Excerpts from a layout annotation set
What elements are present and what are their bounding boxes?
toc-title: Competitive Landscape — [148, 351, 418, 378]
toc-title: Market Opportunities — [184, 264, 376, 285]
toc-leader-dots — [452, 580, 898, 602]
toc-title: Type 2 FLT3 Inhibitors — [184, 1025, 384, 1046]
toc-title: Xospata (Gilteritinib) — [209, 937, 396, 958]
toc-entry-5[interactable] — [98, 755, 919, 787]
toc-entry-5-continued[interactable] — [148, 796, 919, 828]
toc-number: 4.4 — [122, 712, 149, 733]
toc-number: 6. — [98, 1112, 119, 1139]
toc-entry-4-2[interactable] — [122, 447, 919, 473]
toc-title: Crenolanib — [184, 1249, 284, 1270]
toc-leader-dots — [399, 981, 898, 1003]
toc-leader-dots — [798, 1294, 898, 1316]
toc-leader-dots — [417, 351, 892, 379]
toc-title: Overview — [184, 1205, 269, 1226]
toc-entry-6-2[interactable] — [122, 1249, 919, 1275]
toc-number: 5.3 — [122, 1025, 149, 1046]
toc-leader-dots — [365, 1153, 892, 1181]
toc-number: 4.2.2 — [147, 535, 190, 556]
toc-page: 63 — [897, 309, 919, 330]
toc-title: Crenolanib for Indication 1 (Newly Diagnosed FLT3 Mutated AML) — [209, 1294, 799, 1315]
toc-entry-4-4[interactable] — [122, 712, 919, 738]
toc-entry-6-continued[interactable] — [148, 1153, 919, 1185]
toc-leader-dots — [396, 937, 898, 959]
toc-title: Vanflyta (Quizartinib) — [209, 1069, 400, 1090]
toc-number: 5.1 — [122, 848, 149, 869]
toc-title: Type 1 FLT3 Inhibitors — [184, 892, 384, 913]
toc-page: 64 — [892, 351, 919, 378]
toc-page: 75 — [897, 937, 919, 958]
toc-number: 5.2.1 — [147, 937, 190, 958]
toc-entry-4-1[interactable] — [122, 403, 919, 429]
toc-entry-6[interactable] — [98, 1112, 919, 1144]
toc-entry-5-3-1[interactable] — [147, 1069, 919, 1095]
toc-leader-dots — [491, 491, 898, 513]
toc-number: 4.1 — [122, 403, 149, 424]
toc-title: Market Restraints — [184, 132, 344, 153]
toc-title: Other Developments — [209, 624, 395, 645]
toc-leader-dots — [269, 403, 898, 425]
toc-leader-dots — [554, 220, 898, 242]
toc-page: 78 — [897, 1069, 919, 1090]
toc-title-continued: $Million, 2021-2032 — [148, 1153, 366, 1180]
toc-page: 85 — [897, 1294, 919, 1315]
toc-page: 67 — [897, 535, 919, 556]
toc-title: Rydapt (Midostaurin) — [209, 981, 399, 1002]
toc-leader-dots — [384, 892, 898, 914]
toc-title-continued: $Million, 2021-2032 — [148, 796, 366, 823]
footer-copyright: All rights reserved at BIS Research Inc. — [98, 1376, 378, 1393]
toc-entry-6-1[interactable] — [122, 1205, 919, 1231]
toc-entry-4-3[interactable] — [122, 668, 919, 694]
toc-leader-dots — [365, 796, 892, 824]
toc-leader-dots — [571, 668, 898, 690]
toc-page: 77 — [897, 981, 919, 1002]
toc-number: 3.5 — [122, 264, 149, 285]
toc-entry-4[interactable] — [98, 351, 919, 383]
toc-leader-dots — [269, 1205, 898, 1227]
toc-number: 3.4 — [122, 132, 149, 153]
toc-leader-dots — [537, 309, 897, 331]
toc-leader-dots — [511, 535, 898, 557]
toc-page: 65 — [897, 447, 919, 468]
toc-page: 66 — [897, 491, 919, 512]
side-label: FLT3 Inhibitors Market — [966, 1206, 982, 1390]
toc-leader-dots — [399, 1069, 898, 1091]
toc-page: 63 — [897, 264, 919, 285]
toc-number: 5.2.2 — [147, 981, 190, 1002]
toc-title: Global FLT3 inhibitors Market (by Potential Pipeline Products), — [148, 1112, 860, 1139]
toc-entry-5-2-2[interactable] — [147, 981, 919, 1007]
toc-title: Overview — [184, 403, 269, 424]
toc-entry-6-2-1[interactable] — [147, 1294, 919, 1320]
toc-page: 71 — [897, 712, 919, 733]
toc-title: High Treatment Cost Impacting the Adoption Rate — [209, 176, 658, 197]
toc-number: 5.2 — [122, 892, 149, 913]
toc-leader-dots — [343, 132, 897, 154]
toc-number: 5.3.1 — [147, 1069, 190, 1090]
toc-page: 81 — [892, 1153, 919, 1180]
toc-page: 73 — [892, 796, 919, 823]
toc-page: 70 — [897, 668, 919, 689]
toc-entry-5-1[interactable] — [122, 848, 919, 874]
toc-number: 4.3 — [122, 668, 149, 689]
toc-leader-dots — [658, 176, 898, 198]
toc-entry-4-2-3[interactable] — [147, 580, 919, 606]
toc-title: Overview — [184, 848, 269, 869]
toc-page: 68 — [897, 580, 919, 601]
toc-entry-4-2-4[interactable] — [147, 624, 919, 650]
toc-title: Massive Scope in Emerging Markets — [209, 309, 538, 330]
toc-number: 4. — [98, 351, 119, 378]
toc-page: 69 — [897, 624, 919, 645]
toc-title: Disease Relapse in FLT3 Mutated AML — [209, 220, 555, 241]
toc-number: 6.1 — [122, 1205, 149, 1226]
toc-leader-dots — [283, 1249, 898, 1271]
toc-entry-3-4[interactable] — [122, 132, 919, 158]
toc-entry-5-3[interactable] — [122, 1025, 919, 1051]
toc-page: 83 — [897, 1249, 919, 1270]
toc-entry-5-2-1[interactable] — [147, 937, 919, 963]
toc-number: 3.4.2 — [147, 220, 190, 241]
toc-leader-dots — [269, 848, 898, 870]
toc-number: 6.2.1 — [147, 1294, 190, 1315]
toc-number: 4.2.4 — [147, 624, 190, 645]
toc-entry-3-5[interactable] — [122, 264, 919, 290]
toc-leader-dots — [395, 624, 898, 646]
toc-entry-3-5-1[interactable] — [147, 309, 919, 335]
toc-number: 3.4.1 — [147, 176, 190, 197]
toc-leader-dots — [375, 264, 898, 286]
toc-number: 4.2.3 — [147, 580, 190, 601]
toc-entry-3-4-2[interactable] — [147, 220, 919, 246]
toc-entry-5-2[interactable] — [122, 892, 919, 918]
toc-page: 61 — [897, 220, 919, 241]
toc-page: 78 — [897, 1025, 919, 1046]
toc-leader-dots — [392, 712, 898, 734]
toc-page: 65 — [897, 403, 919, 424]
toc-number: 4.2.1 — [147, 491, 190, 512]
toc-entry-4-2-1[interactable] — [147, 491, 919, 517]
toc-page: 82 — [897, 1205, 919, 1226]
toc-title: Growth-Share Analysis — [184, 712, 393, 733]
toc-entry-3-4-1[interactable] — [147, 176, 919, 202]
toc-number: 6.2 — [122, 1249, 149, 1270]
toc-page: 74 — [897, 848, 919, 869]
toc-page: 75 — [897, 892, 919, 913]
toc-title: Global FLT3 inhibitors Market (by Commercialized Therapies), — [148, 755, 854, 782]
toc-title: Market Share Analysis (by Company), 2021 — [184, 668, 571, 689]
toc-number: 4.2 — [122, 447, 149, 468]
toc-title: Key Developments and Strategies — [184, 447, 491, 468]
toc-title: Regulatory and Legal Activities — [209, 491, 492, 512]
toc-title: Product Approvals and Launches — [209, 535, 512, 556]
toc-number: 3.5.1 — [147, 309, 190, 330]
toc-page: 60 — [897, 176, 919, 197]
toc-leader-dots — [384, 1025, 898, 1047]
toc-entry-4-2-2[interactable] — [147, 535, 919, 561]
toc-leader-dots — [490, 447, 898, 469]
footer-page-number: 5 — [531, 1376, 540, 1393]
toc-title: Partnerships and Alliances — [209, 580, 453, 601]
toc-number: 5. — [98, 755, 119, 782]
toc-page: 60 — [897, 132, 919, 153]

...

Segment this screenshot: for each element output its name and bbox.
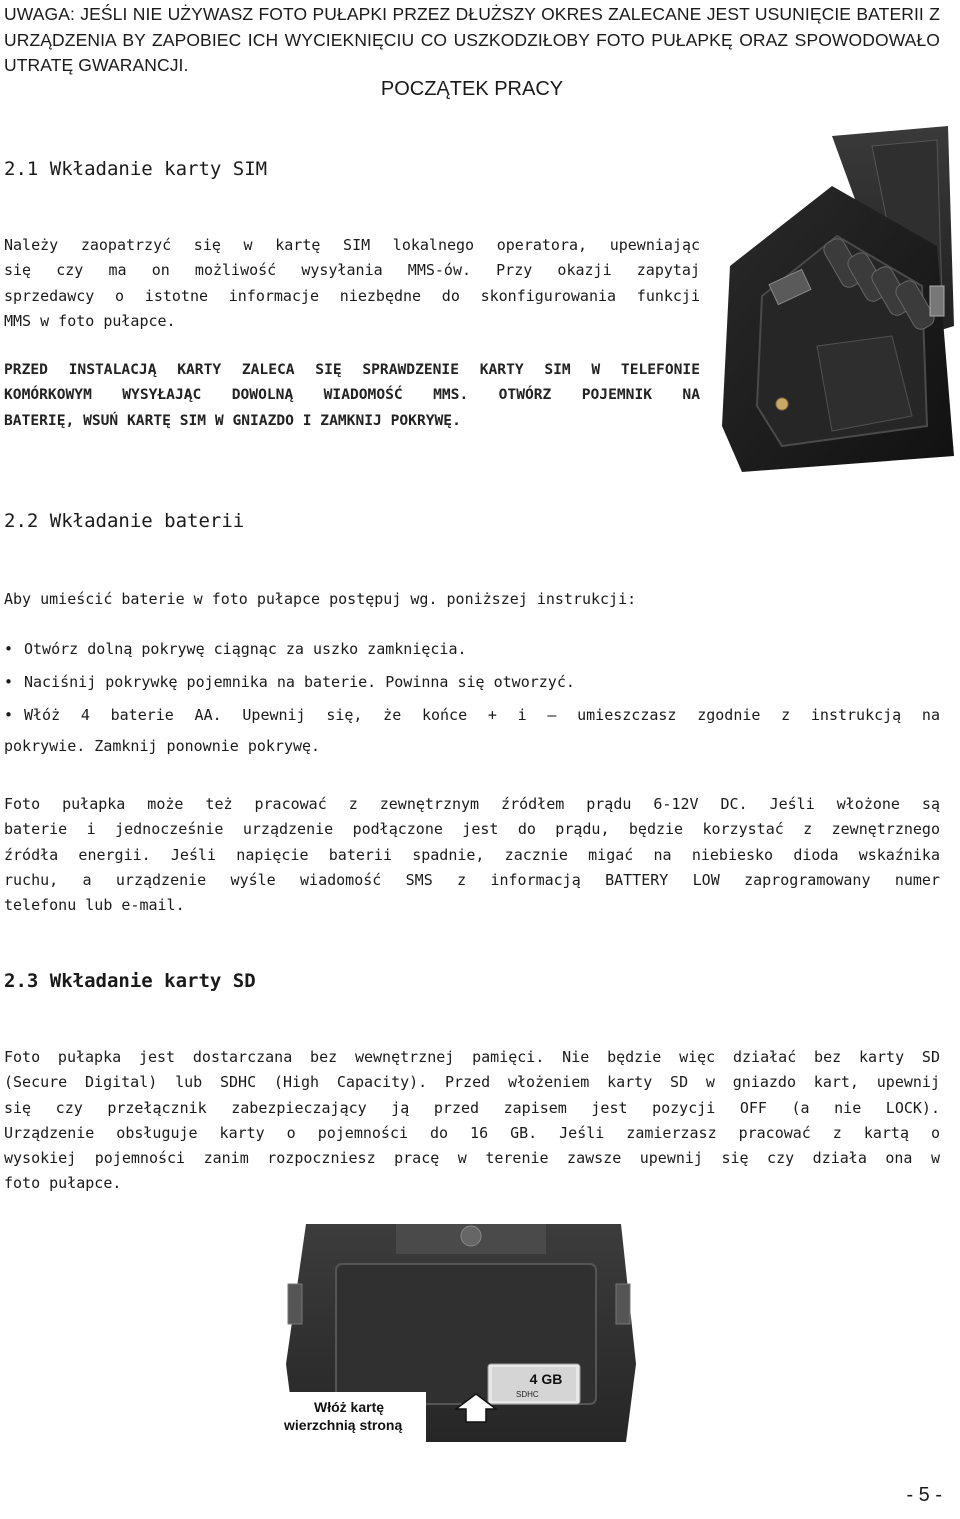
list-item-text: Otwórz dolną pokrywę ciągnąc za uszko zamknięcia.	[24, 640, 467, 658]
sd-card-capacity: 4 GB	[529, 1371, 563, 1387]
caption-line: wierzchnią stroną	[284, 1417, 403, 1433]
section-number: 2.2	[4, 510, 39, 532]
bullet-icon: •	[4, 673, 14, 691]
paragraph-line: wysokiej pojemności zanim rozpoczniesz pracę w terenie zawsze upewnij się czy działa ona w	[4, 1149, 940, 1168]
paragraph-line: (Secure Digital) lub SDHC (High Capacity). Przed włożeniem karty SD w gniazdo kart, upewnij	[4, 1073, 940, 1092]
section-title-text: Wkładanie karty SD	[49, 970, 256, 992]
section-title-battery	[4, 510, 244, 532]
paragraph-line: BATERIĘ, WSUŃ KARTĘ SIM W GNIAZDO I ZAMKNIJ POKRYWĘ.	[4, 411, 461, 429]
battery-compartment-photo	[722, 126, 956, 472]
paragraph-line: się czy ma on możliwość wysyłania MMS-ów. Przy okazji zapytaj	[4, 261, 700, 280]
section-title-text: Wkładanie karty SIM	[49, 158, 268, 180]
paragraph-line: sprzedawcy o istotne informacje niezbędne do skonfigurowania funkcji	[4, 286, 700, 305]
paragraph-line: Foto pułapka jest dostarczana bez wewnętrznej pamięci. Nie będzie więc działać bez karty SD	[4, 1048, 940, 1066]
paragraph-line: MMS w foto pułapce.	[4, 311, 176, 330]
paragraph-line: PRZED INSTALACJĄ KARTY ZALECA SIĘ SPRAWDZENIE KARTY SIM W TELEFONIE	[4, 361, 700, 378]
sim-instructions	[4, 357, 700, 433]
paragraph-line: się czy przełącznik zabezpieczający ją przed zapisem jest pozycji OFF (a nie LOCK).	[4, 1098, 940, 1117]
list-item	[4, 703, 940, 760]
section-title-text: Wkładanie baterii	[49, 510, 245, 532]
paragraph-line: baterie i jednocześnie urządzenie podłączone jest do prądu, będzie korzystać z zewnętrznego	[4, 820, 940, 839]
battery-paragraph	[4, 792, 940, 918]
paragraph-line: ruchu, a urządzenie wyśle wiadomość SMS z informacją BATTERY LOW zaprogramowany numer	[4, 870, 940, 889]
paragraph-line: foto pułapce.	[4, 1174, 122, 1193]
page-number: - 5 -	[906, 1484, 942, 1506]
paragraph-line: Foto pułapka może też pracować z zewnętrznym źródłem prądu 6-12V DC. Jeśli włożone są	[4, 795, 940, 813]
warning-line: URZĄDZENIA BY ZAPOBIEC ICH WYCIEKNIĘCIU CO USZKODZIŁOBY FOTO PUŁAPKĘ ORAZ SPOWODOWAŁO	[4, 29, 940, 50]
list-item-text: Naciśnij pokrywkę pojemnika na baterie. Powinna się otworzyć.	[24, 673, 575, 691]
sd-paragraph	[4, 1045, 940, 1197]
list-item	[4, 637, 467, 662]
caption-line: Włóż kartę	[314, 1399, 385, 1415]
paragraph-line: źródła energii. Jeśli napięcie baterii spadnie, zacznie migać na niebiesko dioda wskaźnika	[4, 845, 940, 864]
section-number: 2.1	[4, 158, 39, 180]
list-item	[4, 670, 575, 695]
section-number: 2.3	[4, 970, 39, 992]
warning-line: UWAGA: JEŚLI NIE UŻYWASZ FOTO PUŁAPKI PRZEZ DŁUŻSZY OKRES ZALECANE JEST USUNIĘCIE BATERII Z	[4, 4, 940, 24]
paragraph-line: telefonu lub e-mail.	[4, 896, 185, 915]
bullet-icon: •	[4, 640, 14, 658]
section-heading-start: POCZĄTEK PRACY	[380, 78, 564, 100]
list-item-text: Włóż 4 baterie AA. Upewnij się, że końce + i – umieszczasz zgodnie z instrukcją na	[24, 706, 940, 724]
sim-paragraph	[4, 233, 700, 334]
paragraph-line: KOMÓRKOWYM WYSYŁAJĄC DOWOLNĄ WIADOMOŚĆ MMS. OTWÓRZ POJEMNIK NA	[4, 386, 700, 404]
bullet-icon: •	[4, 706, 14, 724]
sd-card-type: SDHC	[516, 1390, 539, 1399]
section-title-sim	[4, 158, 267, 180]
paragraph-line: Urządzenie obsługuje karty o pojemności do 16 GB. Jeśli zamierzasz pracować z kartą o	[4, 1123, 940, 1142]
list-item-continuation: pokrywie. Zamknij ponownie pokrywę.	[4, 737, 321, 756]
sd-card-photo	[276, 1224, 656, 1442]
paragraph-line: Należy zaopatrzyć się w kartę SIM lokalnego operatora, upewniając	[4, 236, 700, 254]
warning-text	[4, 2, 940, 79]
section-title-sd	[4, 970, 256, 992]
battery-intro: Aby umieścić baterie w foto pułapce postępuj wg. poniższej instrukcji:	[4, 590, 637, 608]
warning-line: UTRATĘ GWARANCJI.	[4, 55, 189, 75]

=== Stated problem ===
Rewrite the lines of the listing from the line with "list-item-text: Otwórz dolną" to the line with "paragraph-line: wysokiej pojemności", replacing "pokrywę" with "klapkę" and leaving everything else unchanged.

=== Exercise solution ===
list-item-text: Otwórz dolną klapkę ciągnąc za uszko zamknięcia.	[24, 640, 467, 658]
sd-card-capacity: 4 GB	[529, 1371, 563, 1387]
caption-line: wierzchnią stroną	[284, 1417, 403, 1433]
section-number: 2.2	[4, 510, 39, 532]
bullet-icon: •	[4, 673, 14, 691]
paragraph-line: wysokiej pojemności zanim rozpoczniesz pracę w terenie zawsze upewnij się czy działa ona w	[4, 1149, 940, 1168]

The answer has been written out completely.